> TASK TO COMPLETE:
Find and copy lines holding "document".

> DATA:
----------
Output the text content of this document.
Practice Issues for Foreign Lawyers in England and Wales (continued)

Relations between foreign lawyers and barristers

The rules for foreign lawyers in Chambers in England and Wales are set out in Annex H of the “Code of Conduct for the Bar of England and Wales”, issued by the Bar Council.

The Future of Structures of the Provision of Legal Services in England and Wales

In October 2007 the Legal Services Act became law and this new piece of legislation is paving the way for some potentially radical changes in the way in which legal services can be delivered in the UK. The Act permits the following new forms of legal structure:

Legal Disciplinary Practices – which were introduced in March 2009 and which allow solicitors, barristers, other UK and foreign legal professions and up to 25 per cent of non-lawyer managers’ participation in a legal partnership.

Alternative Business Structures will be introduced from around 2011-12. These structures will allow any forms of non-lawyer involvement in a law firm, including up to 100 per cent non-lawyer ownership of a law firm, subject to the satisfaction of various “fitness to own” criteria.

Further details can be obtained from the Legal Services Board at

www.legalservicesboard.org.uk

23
----------
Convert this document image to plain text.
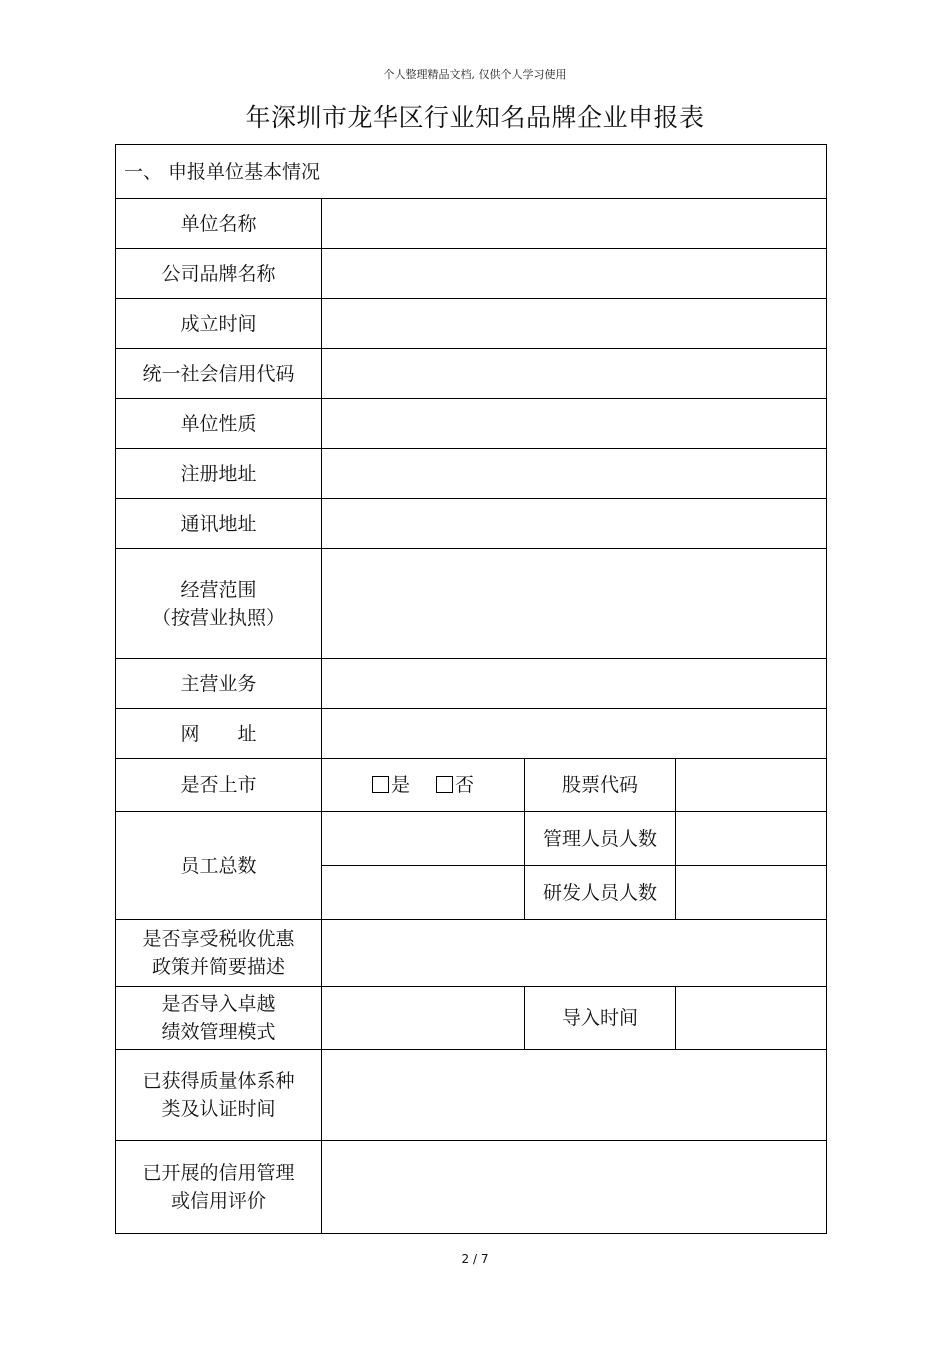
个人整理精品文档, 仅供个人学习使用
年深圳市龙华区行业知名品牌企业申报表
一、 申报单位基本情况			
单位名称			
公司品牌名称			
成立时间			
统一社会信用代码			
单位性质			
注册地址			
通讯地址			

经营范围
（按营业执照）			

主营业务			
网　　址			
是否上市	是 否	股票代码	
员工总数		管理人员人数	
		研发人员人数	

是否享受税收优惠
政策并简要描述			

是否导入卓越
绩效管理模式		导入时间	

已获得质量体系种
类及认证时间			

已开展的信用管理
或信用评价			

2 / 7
----------
> ANSWER TO THIS TASK:
Output the text content of this document.
Convert this document image to plain text.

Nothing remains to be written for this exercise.